Task goal
Wherever a line in the records contains the word "JSON", return that line.

Input
──────────────────────────────

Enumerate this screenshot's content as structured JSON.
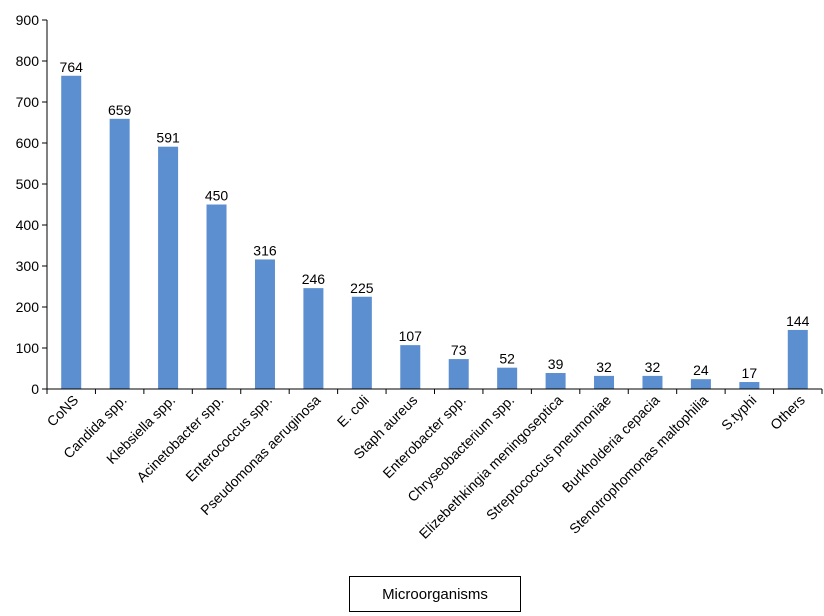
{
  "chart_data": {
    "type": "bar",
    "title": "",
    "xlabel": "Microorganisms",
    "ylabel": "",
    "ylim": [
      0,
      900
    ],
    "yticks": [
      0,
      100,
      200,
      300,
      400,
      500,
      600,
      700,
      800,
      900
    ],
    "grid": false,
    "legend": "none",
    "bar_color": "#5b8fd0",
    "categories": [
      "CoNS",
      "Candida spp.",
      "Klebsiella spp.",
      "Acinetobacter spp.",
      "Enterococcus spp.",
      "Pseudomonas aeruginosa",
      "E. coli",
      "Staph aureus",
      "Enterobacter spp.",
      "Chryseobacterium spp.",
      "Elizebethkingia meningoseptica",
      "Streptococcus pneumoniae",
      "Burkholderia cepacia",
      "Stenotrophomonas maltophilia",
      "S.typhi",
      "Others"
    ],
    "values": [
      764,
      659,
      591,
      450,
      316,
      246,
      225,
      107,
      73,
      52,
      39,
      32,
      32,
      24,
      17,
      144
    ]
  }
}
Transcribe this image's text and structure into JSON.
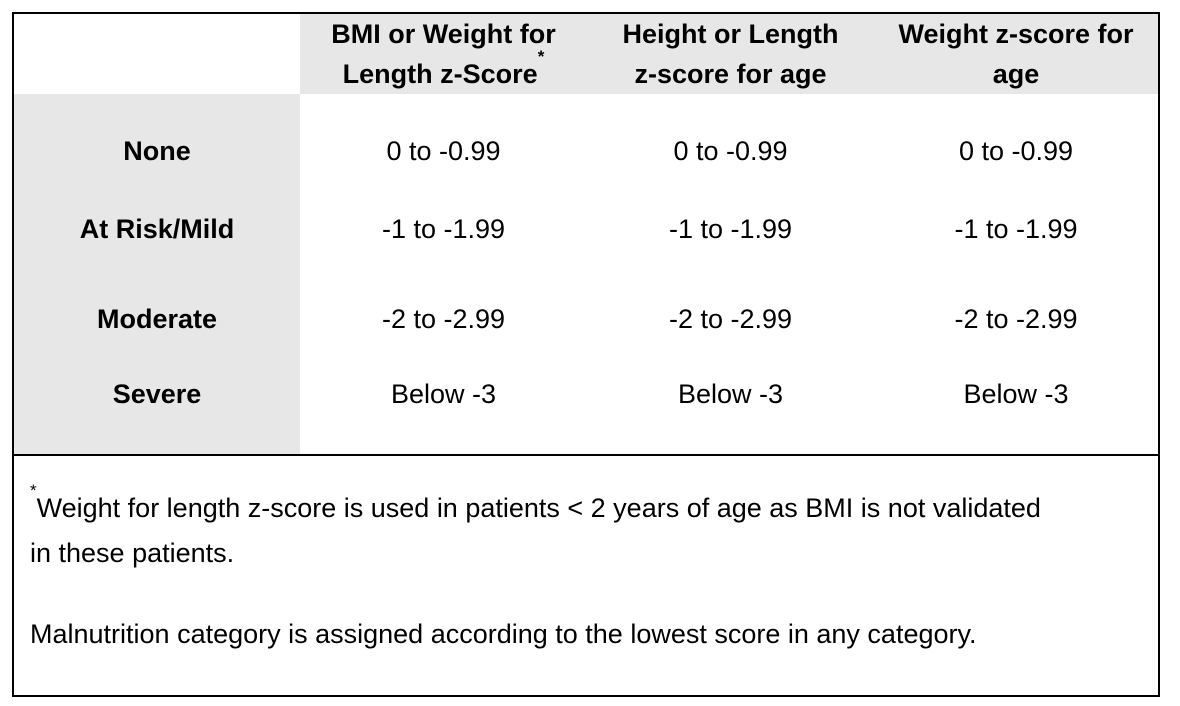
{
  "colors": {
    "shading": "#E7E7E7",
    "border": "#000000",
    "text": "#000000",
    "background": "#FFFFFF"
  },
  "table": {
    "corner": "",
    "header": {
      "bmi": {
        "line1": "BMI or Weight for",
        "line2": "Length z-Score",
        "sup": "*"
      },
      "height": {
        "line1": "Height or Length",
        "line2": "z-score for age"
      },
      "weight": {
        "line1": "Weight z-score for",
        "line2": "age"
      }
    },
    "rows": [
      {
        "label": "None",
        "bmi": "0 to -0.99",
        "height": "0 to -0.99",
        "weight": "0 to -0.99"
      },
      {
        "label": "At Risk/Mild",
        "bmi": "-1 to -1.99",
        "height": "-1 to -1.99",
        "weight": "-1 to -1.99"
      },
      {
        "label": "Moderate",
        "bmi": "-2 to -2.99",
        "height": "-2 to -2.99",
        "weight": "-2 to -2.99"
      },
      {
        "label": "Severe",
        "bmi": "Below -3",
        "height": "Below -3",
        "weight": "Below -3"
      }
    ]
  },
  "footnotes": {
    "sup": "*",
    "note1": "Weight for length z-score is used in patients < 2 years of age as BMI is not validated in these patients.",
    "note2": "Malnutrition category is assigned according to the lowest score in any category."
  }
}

──────────────────────────────

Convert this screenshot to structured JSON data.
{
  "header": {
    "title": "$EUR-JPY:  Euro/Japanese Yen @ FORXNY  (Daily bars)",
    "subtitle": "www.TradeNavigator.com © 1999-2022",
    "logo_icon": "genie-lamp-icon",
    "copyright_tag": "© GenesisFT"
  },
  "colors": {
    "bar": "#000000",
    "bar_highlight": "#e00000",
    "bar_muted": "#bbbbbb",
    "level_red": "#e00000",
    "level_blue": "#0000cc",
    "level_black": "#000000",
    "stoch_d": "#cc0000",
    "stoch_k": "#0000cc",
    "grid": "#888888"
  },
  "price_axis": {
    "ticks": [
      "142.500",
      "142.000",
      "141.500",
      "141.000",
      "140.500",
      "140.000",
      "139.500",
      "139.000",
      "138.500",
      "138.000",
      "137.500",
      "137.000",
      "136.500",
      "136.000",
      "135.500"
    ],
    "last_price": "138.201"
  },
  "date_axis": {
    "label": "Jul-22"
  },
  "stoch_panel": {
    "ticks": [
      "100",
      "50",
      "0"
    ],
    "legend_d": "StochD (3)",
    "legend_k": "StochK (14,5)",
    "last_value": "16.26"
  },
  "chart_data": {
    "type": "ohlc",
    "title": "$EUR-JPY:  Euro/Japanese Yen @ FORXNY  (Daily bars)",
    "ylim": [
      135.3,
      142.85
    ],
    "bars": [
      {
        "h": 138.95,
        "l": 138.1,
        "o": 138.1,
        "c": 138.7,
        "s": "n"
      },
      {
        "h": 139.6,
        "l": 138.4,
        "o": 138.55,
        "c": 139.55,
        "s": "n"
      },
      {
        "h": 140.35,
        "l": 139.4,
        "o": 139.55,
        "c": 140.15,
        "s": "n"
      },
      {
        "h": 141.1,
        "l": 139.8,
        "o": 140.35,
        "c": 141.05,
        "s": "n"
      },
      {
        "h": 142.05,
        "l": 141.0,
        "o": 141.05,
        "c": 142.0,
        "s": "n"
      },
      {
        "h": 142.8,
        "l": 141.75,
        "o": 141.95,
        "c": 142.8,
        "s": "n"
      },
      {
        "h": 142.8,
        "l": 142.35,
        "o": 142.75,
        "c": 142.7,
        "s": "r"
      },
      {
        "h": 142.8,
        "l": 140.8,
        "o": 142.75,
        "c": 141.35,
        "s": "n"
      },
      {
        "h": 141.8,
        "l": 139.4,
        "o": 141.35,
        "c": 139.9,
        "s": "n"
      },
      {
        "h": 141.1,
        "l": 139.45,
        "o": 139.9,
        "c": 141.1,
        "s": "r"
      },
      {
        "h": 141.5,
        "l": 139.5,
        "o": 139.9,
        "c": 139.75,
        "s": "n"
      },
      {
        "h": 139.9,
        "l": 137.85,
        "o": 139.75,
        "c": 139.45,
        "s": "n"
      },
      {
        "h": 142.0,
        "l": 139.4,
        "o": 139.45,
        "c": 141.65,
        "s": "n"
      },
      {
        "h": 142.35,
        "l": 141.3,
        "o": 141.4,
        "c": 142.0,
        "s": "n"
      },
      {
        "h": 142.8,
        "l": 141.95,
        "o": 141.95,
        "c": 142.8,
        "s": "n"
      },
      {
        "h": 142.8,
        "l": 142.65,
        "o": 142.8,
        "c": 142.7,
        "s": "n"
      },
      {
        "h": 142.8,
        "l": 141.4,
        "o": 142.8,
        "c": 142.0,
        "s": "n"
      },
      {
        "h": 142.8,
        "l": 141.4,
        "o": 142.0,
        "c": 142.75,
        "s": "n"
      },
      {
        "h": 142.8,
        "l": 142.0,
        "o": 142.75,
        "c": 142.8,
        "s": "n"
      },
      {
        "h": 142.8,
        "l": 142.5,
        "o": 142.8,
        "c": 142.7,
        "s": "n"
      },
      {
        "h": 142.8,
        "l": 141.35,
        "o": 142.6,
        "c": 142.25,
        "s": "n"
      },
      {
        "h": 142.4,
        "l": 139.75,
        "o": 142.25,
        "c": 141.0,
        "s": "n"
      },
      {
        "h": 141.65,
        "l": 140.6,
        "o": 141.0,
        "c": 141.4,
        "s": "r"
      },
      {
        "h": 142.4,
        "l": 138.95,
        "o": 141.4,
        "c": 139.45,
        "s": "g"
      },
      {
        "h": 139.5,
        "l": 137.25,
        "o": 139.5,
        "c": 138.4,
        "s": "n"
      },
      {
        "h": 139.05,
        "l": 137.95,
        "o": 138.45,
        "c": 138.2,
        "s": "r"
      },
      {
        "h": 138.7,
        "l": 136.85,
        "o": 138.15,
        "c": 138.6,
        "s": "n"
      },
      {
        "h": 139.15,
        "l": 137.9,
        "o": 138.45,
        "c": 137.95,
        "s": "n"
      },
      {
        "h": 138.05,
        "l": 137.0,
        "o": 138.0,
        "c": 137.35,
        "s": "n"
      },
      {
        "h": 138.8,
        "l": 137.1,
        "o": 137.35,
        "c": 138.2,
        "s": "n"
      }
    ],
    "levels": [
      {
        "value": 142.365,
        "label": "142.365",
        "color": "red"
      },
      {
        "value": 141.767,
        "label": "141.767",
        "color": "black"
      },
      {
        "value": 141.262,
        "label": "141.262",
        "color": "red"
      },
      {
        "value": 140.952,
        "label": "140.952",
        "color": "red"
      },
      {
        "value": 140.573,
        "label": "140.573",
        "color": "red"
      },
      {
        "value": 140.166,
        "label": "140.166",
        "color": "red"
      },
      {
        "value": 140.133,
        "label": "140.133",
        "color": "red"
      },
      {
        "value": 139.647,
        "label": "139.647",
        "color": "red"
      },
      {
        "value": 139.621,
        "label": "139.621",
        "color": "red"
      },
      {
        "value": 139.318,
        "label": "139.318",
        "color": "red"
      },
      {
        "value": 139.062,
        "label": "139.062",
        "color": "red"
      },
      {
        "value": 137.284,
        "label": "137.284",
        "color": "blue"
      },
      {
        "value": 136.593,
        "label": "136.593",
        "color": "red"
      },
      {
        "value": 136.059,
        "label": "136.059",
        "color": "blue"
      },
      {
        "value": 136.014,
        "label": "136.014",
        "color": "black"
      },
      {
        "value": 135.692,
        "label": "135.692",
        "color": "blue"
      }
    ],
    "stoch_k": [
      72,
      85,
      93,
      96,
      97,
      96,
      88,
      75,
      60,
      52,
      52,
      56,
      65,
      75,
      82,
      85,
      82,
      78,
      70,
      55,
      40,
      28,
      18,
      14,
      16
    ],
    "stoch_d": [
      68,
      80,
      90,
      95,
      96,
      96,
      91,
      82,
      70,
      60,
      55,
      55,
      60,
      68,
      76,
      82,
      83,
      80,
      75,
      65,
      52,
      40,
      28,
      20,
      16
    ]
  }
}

──────────────────────────────

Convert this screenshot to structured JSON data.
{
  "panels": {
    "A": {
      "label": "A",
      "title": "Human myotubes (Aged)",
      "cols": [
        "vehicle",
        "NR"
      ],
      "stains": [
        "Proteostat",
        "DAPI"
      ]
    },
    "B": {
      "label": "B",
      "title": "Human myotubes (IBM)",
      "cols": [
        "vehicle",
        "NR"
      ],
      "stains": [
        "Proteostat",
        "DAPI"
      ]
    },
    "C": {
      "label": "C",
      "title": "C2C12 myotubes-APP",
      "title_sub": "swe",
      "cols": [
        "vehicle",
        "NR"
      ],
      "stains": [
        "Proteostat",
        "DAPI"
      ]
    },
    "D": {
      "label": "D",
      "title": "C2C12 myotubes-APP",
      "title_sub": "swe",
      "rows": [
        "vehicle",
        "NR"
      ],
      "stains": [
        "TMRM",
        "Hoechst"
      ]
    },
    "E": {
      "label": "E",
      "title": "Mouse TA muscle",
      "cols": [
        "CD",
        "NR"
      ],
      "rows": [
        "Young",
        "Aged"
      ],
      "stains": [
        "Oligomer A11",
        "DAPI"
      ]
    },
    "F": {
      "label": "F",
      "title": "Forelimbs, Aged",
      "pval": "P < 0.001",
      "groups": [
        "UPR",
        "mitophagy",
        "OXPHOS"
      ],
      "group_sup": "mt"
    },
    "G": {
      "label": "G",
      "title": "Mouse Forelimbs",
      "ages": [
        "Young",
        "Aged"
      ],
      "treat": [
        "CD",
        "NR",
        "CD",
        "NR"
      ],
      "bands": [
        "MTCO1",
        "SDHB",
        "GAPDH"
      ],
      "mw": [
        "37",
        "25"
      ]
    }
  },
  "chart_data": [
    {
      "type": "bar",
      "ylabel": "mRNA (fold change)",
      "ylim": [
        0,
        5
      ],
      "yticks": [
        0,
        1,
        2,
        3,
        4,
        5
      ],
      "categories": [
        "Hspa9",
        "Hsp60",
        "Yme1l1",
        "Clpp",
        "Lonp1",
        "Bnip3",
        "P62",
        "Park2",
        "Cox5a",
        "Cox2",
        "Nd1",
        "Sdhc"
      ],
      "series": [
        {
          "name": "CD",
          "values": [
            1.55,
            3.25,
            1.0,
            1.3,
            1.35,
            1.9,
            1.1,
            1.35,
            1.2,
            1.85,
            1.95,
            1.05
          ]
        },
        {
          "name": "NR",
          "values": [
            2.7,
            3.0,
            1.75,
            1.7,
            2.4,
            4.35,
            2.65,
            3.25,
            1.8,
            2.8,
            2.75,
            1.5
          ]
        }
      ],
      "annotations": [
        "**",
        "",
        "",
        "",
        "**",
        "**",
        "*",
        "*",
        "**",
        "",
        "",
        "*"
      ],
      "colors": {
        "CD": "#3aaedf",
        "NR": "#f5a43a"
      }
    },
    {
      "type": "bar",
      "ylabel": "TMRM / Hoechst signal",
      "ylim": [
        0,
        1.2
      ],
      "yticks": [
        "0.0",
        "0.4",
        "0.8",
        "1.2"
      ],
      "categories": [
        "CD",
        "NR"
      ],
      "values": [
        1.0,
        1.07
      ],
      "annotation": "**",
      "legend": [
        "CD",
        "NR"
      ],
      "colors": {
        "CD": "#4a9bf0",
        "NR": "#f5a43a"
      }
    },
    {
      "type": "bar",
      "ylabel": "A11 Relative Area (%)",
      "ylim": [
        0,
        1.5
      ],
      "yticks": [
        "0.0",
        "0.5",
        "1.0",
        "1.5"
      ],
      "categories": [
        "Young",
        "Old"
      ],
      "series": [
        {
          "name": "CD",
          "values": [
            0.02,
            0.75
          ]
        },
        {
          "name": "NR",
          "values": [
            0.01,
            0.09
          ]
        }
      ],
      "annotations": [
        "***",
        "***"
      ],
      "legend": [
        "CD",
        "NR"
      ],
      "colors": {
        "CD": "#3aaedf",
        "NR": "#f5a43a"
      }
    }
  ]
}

──────────────────────────────

Task output
Enumerate this screenshot's content as structured JSON.
Transcribe this image's text and structure into JSON.
Convert this screenshot to structured JSON data.
Convert this screenshot to structured JSON data.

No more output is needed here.